*** Block opens ***
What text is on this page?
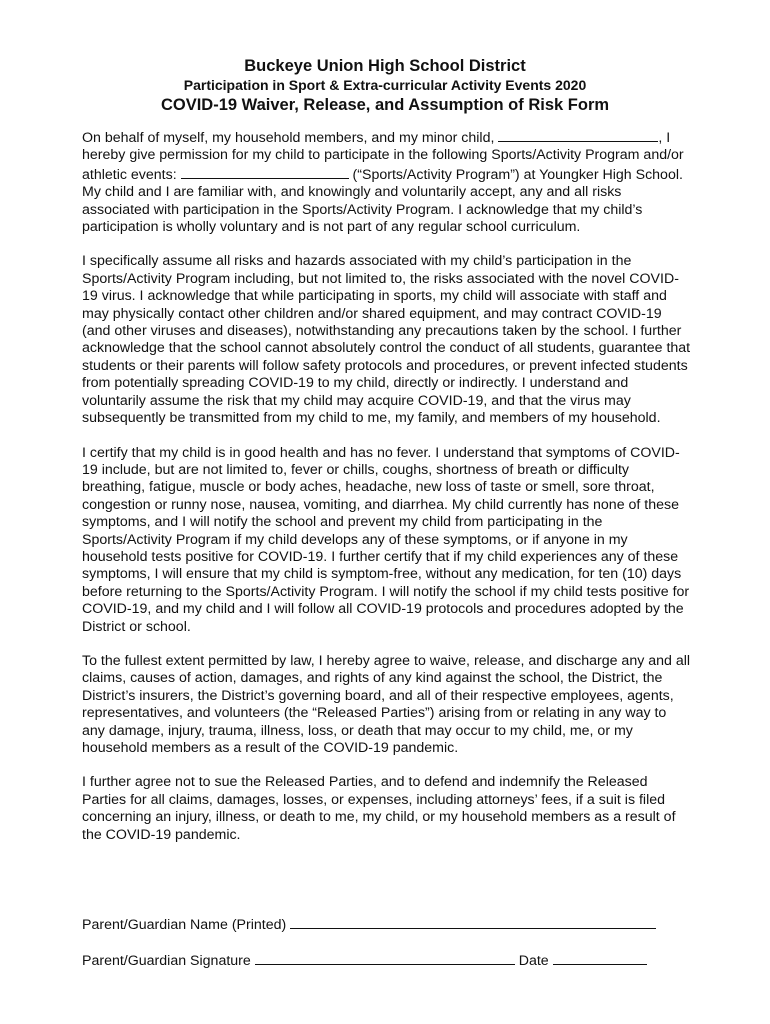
Buckeye Union High School District
Participation in Sport & Extra-curricular Activity Events 2020
COVID-19 Waiver, Release, and Assumption of Risk Form

On behalf of myself, my household members, and my minor child,	, I hereby give permission for my child to participate in the following Sports/Activity Program and/or athletic events:	(“Sports/Activity Program”) at Youngker High School. My child and I are familiar with, and knowingly and voluntarily accept, any and all risks associated with participation in the Sports/Activity Program. I acknowledge that my child’s participation is wholly voluntary and is not part of any regular school curriculum.

I specifically assume all risks and hazards associated with my child’s participation in the Sports/Activity Program including, but not limited to, the risks associated with the novel COVID-19 virus. I acknowledge that while participating in sports, my child will associate with staff and may physically contact other children and/or shared equipment, and may contract COVID-19 (and other viruses and diseases), notwithstanding any precautions taken by the school. I further acknowledge that the school cannot absolutely control the conduct of all students, guarantee that students or their parents will follow safety protocols and procedures, or prevent infected students from potentially spreading COVID-19 to my child, directly or indirectly. I understand and voluntarily assume the risk that my child may acquire COVID-19, and that the virus may subsequently be transmitted from my child to me, my family, and members of my household.

I certify that my child is in good health and has no fever. I understand that symptoms of COVID-19 include, but are not limited to, fever or chills, coughs, shortness of breath or difficulty breathing, fatigue, muscle or body aches, headache, new loss of taste or smell, sore throat, congestion or runny nose, nausea, vomiting, and diarrhea. My child currently has none of these symptoms, and I will notify the school and prevent my child from participating in the Sports/Activity Program if my child develops any of these symptoms, or if anyone in my household tests positive for COVID-19. I further certify that if my child experiences any of these symptoms, I will ensure that my child is symptom-free, without any medication, for ten (10) days before returning to the Sports/Activity Program. I will notify the school if my child tests positive for COVID-19, and my child and I will follow all COVID-19 protocols and procedures adopted by the District or school.

To the fullest extent permitted by law, I hereby agree to waive, release, and discharge any and all claims, causes of action, damages, and rights of any kind against the school, the District, the District’s insurers, the District’s governing board, and all of their respective employees, agents, representatives, and volunteers (the “Released Parties”) arising from or relating in any way to any damage, injury, trauma, illness, loss, or death that may occur to my child, me, or my household members as a result of the COVID-19 pandemic.

I further agree not to sue the Released Parties, and to defend and indemnify the Released Parties for all claims, damages, losses, or expenses, including attorneys’ fees, if a suit is filed concerning an injury, illness, or death to me, my child, or my household members as a result of the COVID-19 pandemic.

Parent/Guardian Name (Printed)
Parent/Guardian Signature	Date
*** Block closes ***
Brief:
Pictures aside, restate the entries word for word.

Response:
What text is on this page?
Buckeye Union High School District
Participation in Sport & Extra-curricular Activity Events 2020
COVID-19 Waiver, Release, and Assumption of Risk Form

On behalf of myself, my household members, and my minor child,	, I hereby give permission for my child to participate in the following Sports/Activity Program and/or athletic events:	(“Sports/Activity Program”) at Youngker High School. My child and I are familiar with, and knowingly and voluntarily accept, any and all risks associated with participation in the Sports/Activity Program. I acknowledge that my child’s participation is wholly voluntary and is not part of any regular school curriculum.

I specifically assume all risks and hazards associated with my child’s participation in the Sports/Activity Program including, but not limited to, the risks associated with the novel COVID-19 virus. I acknowledge that while participating in sports, my child will associate with staff and may physically contact other children and/or shared equipment, and may contract COVID-19 (and other viruses and diseases), notwithstanding any precautions taken by the school. I further acknowledge that the school cannot absolutely control the conduct of all students, guarantee that students or their parents will follow safety protocols and procedures, or prevent infected students from potentially spreading COVID-19 to my child, directly or indirectly. I understand and voluntarily assume the risk that my child may acquire COVID-19, and that the virus may subsequently be transmitted from my child to me, my family, and members of my household.

I certify that my child is in good health and has no fever. I understand that symptoms of COVID-19 include, but are not limited to, fever or chills, coughs, shortness of breath or difficulty breathing, fatigue, muscle or body aches, headache, new loss of taste or smell, sore throat, congestion or runny nose, nausea, vomiting, and diarrhea. My child currently has none of these symptoms, and I will notify the school and prevent my child from participating in the Sports/Activity Program if my child develops any of these symptoms, or if anyone in my household tests positive for COVID-19. I further certify that if my child experiences any of these symptoms, I will ensure that my child is symptom-free, without any medication, for ten (10) days before returning to the Sports/Activity Program. I will notify the school if my child tests positive for COVID-19, and my child and I will follow all COVID-19 protocols and procedures adopted by the District or school.

To the fullest extent permitted by law, I hereby agree to waive, release, and discharge any and all claims, causes of action, damages, and rights of any kind against the school, the District, the District’s insurers, the District’s governing board, and all of their respective employees, agents, representatives, and volunteers (the “Released Parties”) arising from or relating in any way to any damage, injury, trauma, illness, loss, or death that may occur to my child, me, or my household members as a result of the COVID-19 pandemic.

I further agree not to sue the Released Parties, and to defend and indemnify the Released Parties for all claims, damages, losses, or expenses, including attorneys’ fees, if a suit is filed concerning an injury, illness, or death to me, my child, or my household members as a result of the COVID-19 pandemic.

Parent/Guardian Name (Printed)
Parent/Guardian Signature	Date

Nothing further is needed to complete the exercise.